Excerpt:
+===+

Our first option is to model the Fund as a Node, the Benchmark as a Node, and the data point between them as a relationship with both a date and a r_squared property as shown above. We would have 20,000 thousand Fund Nodes, 2,000 Benchmark nodes and 50 Billion relationships… that’s an extremely dense graph.
It’s a start, but let’s try a query and see how our model does. I want to know what the r_squared was on October 31st, 2017 (Halloween) for Fund X and Benchmark Y.
MATCH (f:Fund {name: $fund_name})-[r:HAS_DATA]->(b:Benchmark {name: $benchmark_name}) WHERE r.date = $date RETURN r.r_squared
I would create an index on :Fund(name) so I can start there quickly, and then this is where this model fails us performance wise. I would have to look at potentially 2,000 relationships (one for each benchmark) x 5 years x 252 days (2.5 Million) relationships in order to find the one I want.

+===+

Material:
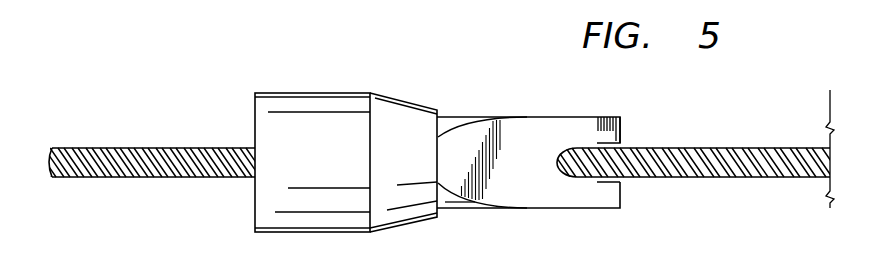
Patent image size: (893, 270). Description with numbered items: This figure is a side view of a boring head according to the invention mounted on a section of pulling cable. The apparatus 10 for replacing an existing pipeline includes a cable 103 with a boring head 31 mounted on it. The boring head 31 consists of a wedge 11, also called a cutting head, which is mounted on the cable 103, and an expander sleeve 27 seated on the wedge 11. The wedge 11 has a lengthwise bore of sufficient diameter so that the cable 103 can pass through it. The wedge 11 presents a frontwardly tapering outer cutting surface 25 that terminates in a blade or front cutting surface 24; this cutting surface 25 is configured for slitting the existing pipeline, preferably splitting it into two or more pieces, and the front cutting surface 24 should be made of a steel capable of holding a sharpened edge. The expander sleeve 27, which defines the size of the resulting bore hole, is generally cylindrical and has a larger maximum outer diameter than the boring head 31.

+===+

Work to be completed: Transcribe the part of the graph-modeling excerpt starting with "It’s a start, but" and going on through "and Benchmark Y.".

Task solution:
It’s a start, but let’s try a query and see how our model does. I want to know what the r_squared was on October 31st, 2017 (Halloween) for Fund X and Benchmark Y.